→ Exercise
Check each line of the records below for the word "title" and copy those where it appears.

→ Exercise input
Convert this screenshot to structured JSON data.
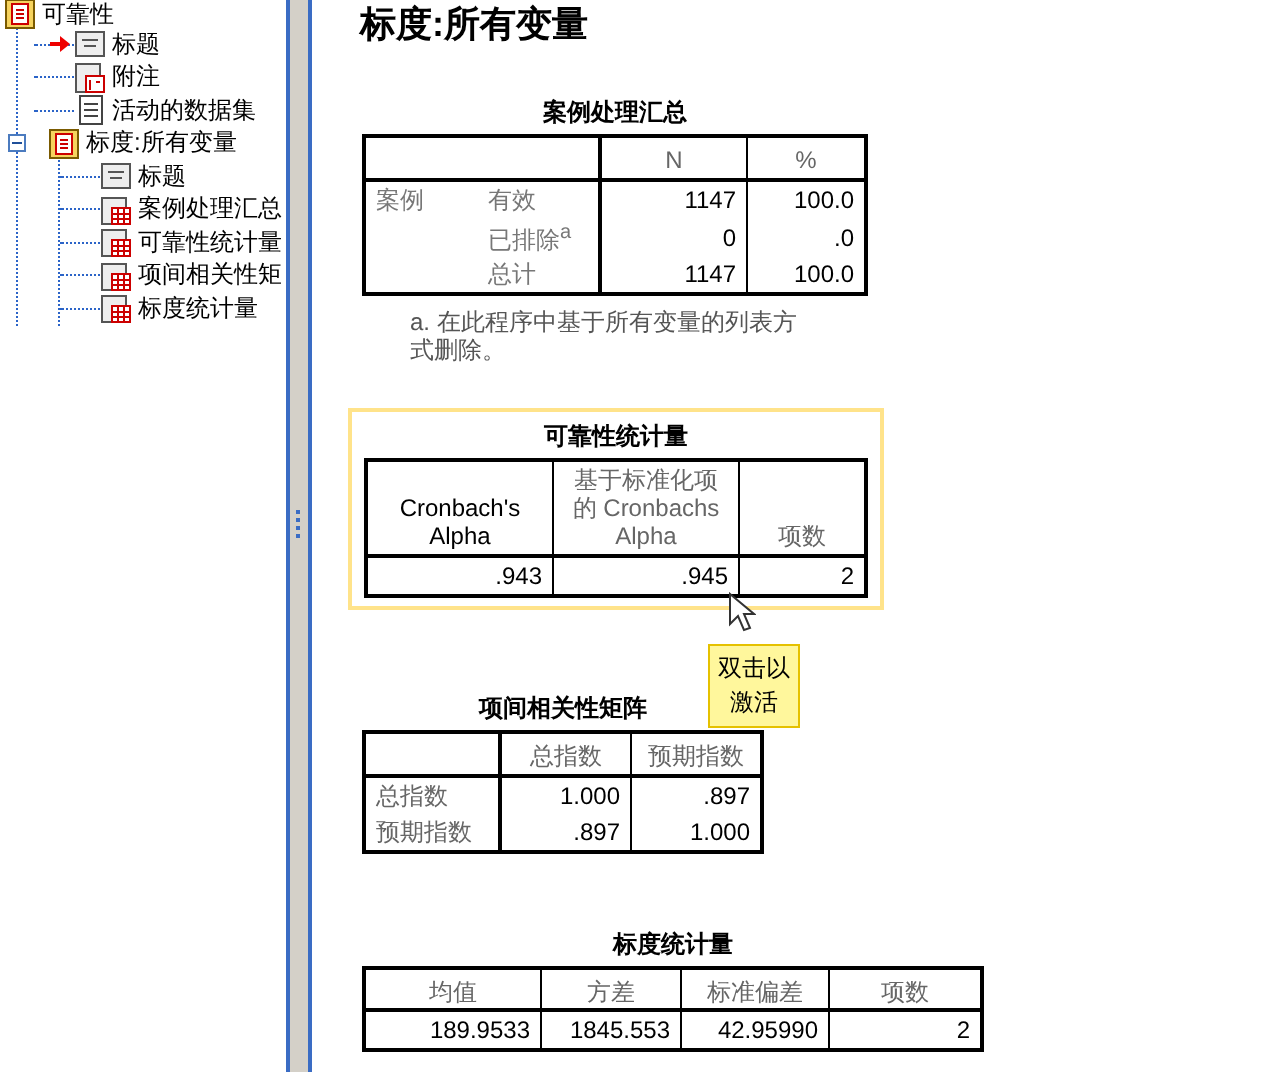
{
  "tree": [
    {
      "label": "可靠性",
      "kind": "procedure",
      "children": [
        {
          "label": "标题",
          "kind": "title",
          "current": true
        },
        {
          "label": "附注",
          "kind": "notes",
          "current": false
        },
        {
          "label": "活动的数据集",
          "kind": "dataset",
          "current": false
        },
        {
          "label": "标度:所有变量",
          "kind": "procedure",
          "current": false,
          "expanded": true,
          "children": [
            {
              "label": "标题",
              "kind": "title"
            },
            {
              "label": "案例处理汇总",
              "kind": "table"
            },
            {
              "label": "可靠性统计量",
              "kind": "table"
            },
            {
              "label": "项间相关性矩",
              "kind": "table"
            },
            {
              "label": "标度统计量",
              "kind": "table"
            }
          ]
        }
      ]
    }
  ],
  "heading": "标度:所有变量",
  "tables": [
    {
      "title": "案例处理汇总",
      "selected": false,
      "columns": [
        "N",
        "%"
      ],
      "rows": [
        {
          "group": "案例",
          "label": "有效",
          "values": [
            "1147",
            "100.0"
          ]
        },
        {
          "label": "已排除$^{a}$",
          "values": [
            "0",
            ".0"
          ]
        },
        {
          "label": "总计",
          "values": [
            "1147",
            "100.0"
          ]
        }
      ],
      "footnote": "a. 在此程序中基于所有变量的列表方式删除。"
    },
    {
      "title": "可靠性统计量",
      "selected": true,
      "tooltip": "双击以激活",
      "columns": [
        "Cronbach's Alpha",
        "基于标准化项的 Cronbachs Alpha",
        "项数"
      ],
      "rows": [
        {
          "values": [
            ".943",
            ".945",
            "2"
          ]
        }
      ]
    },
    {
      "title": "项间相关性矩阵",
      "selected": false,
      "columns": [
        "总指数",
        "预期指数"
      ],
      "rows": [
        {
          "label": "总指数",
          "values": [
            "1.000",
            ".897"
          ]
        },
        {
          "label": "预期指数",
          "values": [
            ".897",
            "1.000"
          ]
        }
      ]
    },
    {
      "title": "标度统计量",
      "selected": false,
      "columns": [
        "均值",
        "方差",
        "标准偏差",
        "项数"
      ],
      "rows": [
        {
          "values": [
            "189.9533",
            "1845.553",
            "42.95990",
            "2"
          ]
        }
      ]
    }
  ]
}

→ Answer to this problem
          "kind": "title",
              "kind": "title"
      "title": "案例处理汇总",
      "title": "可靠性统计量",
      "title": "项间相关性矩阵",
      "title": "标度统计量",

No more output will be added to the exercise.